--- start LISTED ENTRIES ---

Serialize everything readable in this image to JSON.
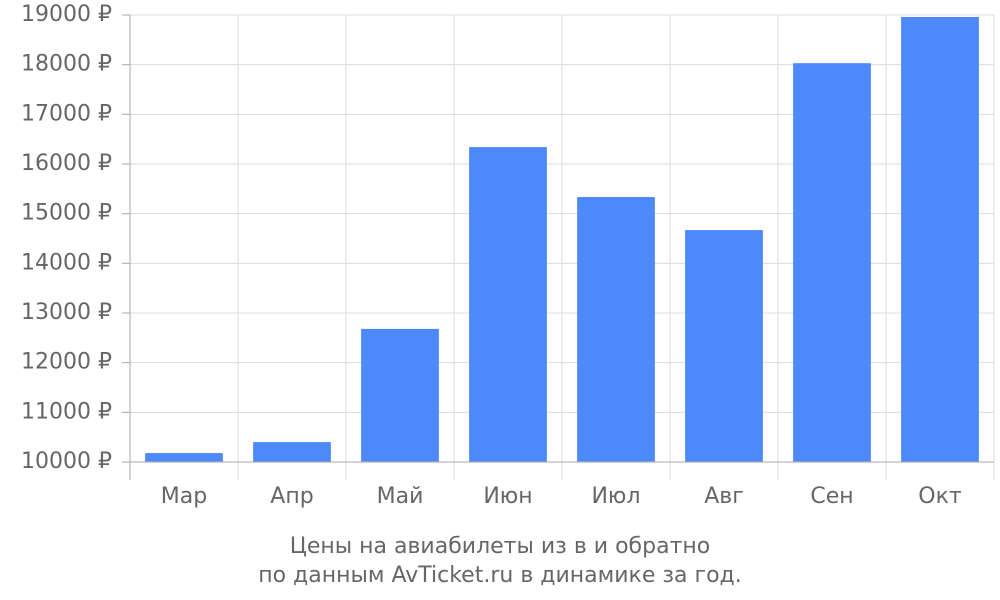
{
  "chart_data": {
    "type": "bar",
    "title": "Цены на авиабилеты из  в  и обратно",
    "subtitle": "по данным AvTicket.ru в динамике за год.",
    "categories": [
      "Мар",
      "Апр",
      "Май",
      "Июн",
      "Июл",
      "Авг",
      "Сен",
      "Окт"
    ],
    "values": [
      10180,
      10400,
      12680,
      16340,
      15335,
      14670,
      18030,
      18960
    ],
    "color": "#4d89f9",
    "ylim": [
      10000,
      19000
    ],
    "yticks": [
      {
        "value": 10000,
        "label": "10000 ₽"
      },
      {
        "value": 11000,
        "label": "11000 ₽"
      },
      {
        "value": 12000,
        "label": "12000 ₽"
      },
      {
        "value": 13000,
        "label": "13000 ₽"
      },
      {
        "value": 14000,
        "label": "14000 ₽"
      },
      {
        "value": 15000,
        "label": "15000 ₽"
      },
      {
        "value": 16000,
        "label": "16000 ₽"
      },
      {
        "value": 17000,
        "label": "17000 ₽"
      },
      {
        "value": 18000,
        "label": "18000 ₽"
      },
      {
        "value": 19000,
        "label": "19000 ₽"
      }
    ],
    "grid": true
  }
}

--- end LISTED ENTRIES ---

### WORK TO BE COMPLETED
Copy each line above that contains the string "label".

### EXERCISE RESPONSE
        "label": "10000 ₽"
        "label": "11000 ₽"
        "label": "12000 ₽"
        "label": "13000 ₽"
        "label": "14000 ₽"
        "label": "15000 ₽"
        "label": "16000 ₽"
        "label": "17000 ₽"
        "label": "18000 ₽"
        "label": "19000 ₽"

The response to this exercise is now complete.